**What you have to do:** Word for word, quote all of the material, omitting the pictures.

== Records to use

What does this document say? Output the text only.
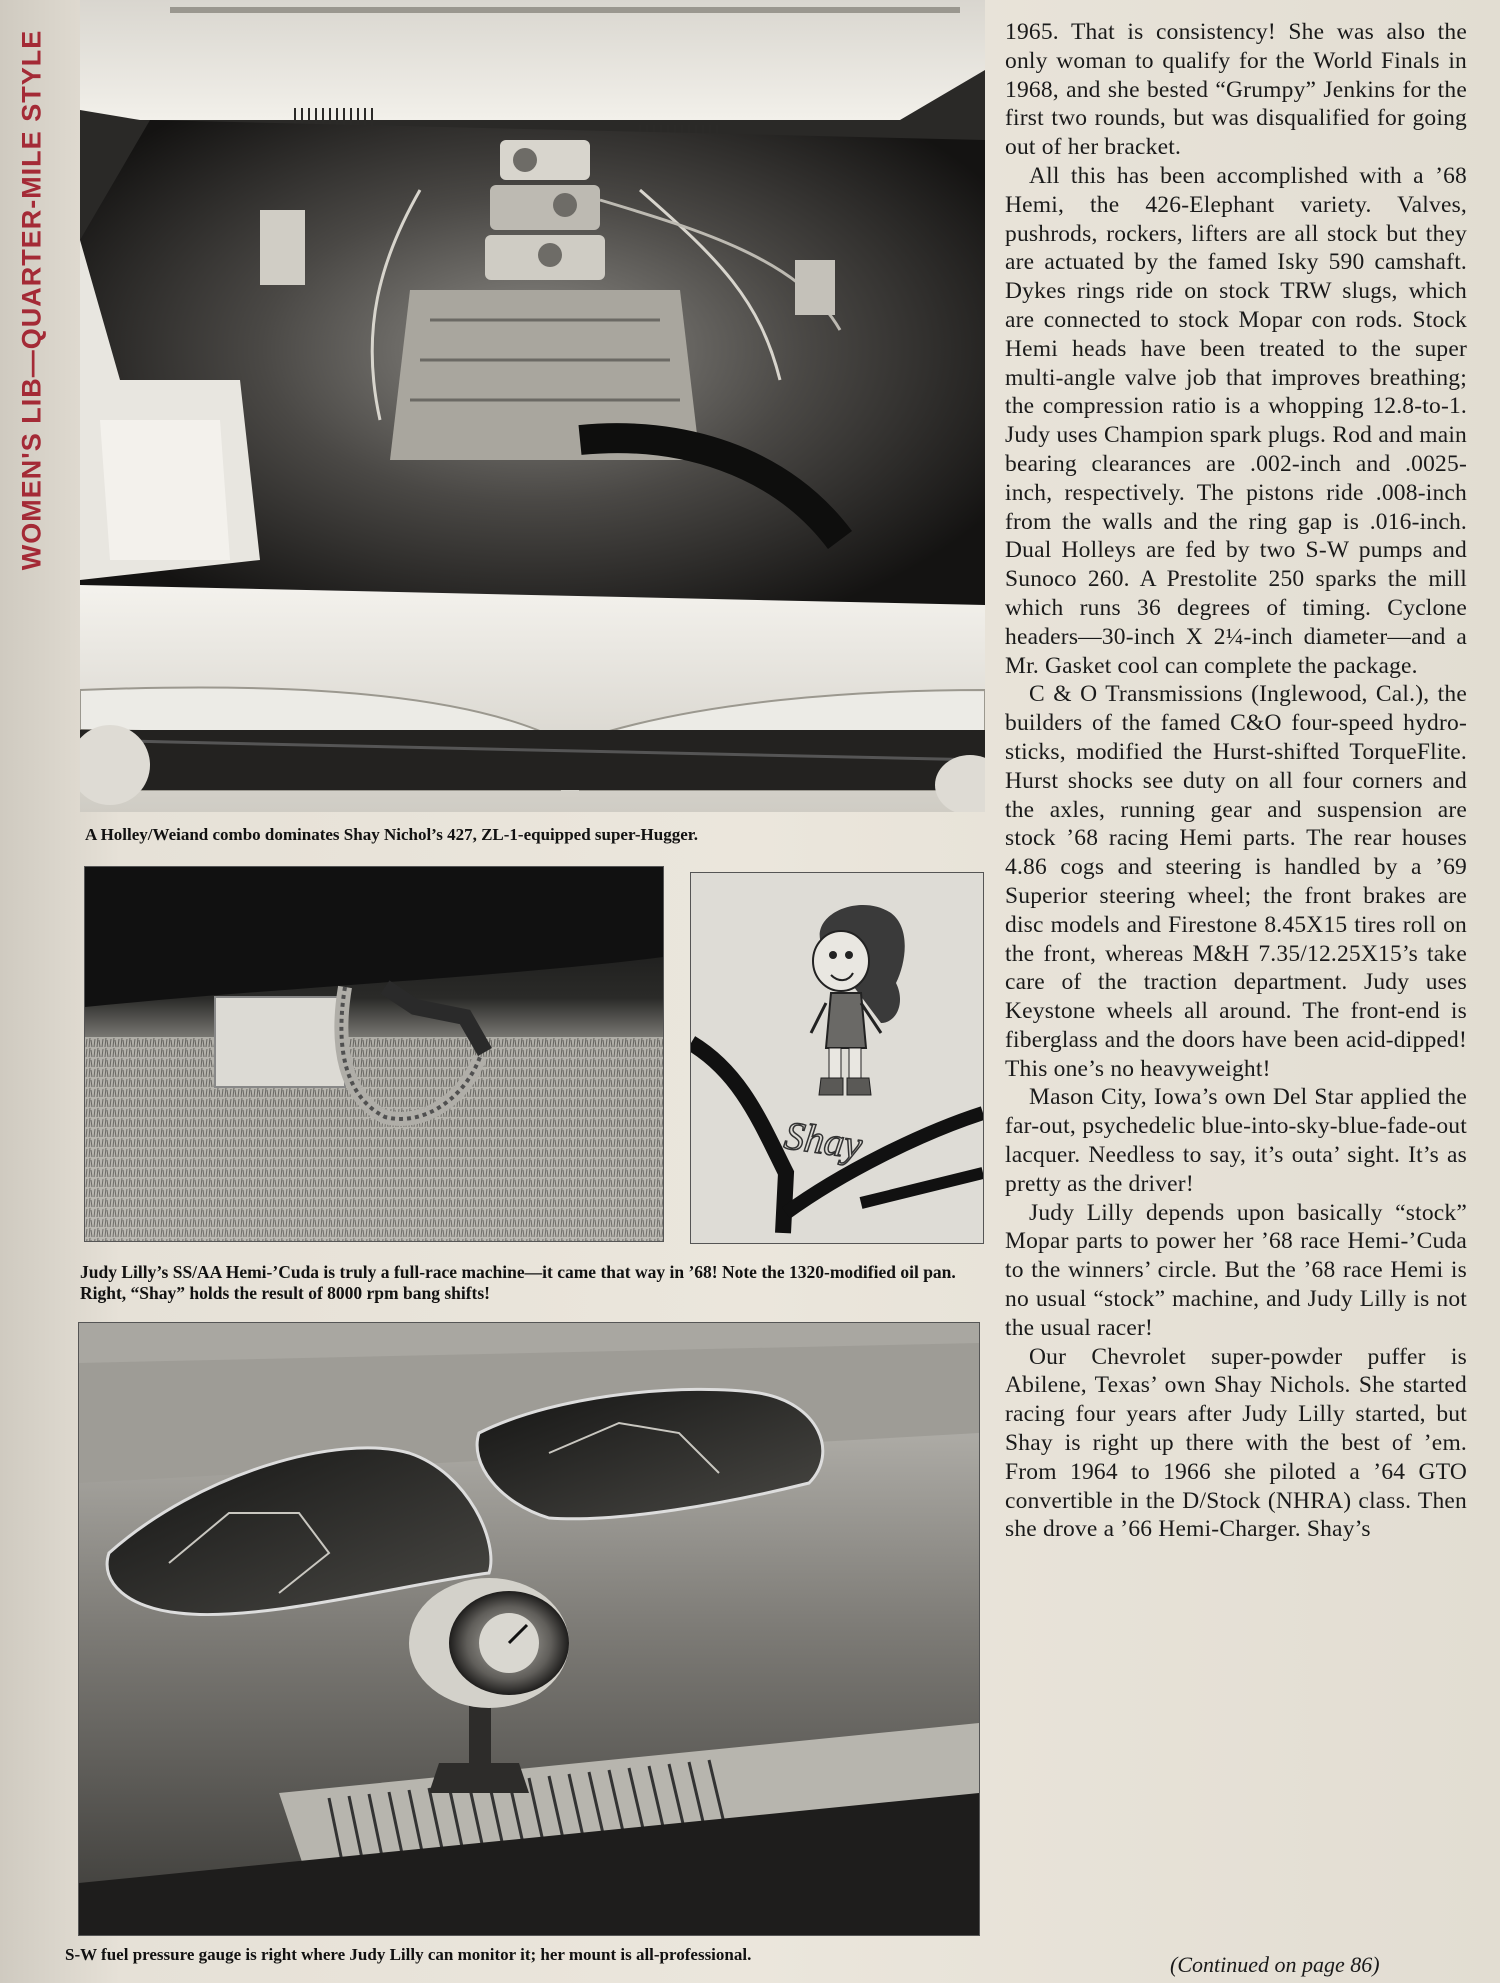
WOMEN'S LIB—QUARTER-MILE STYLE
A Holley/Weiand combo dominates Shay Nichol’s 427, ZL-1-equipped super-Hugger.
Shay
Judy Lilly’s SS/AA Hemi-’Cuda is truly a full-race machine—it came that way in ’68! Note the 1320-modified oil pan. Right, “Shay” holds the result of 8000 rpm bang shifts!
S-W fuel pressure gauge is right where Judy Lilly can monitor it; her mount is all-professional.

1965. That is consistency! She was also the only woman to qualify for the World Finals in 1968, and she bested “Grumpy” Jenkins for the first two rounds, but was disqualified for going out of her bracket.

All this has been accomplished with a ’68 Hemi, the 426-Elephant variety. Valves, pushrods, rockers, lifters are all stock but they are actuated by the famed Isky 590 camshaft. Dykes rings ride on stock TRW slugs, which are connected to stock Mopar con rods. Stock Hemi heads have been treated to the super multi-angle valve job that improves breathing; the compression ratio is a whopping 12.8-to-1. Judy uses Champion spark plugs. Rod and main bearing clearances are .002-inch and .0025-inch, respectively. The pistons ride .008-inch from the walls and the ring gap is .016-inch. Dual Holleys are fed by two S-W pumps and Sunoco 260. A Prestolite 250 sparks the mill which runs 36 degrees of timing. Cyclone headers—30-inch X 2¼-inch diameter—and a Mr. Gasket cool can complete the package.

C & O Transmissions (Inglewood, Cal.), the builders of the famed C&O four-speed hydro-sticks, modified the Hurst-shifted TorqueFlite. Hurst shocks see duty on all four corners and the axles, running gear and suspension are stock ’68 racing Hemi parts. The rear houses 4.86 cogs and steering is handled by a ’69 Superior steering wheel; the front brakes are disc models and Firestone 8.45X15 tires roll on the front, whereas M&H 7.35/12.25X15’s take care of the traction department. Judy uses Keystone wheels all around. The front-end is fiberglass and the doors have been acid-dipped! This one’s no heavyweight!

Mason City, Iowa’s own Del Star applied the far-out, psychedelic blue-into-sky-blue-fade-out lacquer. Needless to say, it’s outa’ sight. It’s as pretty as the driver!

Judy Lilly depends upon basically “stock” Mopar parts to power her ’68 race Hemi-’Cuda to the winners’ circle. But the ’68 race Hemi is no usual “stock” machine, and Judy Lilly is not the usual racer!

Our Chevrolet super-powder puffer is Abilene, Texas’ own Shay Nichols. She started racing four years after Judy Lilly started, but Shay is right up there with the best of ’em. From 1964 to 1966 she piloted a ’64 GTO convertible in the D/Stock (NHRA) class. Then she drove a ’66 Hemi-Charger. Shay’s

(Continued on page 86)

====

**Solution to this problem:**
What does this document say? Output the text only.
WOMEN'S LIB—QUARTER-MILE STYLE
A Holley/Weiand combo dominates Shay Nichol’s 427, ZL-1-equipped super-Hugger.
Shay
Judy Lilly’s SS/AA Hemi-’Cuda is truly a full-race machine—it came that way in ’68! Note the 1320-modified oil pan. Right, “Shay” holds the result of 8000 rpm bang shifts!
S-W fuel pressure gauge is right where Judy Lilly can monitor it; her mount is all-professional.

1965. That is consistency! She was also the only woman to qualify for the World Finals in 1968, and she bested “Grumpy” Jenkins for the first two rounds, but was disqualified for going out of her bracket.

All this has been accomplished with a ’68 Hemi, the 426-Elephant variety. Valves, pushrods, rockers, lifters are all stock but they are actuated by the famed Isky 590 camshaft. Dykes rings ride on stock TRW slugs, which are connected to stock Mopar con rods. Stock Hemi heads have been treated to the super multi-angle valve job that improves breathing; the compression ratio is a whopping 12.8-to-1. Judy uses Champion spark plugs. Rod and main bearing clearances are .002-inch and .0025-inch, respectively. The pistons ride .008-inch from the walls and the ring gap is .016-inch. Dual Holleys are fed by two S-W pumps and Sunoco 260. A Prestolite 250 sparks the mill which runs 36 degrees of timing. Cyclone headers—30-inch X 2¼-inch diameter—and a Mr. Gasket cool can complete the package.

C & O Transmissions (Inglewood, Cal.), the builders of the famed C&O four-speed hydro-sticks, modified the Hurst-shifted TorqueFlite. Hurst shocks see duty on all four corners and the axles, running gear and suspension are stock ’68 racing Hemi parts. The rear houses 4.86 cogs and steering is handled by a ’69 Superior steering wheel; the front brakes are disc models and Firestone 8.45X15 tires roll on the front, whereas M&H 7.35/12.25X15’s take care of the traction department. Judy uses Keystone wheels all around. The front-end is fiberglass and the doors have been acid-dipped! This one’s no heavyweight!

Mason City, Iowa’s own Del Star applied the far-out, psychedelic blue-into-sky-blue-fade-out lacquer. Needless to say, it’s outa’ sight. It’s as pretty as the driver!

Judy Lilly depends upon basically “stock” Mopar parts to power her ’68 race Hemi-’Cuda to the winners’ circle. But the ’68 race Hemi is no usual “stock” machine, and Judy Lilly is not the usual racer!

Our Chevrolet super-powder puffer is Abilene, Texas’ own Shay Nichols. She started racing four years after Judy Lilly started, but Shay is right up there with the best of ’em. From 1964 to 1966 she piloted a ’64 GTO convertible in the D/Stock (NHRA) class. Then she drove a ’66 Hemi-Charger. Shay’s

(Continued on page 86)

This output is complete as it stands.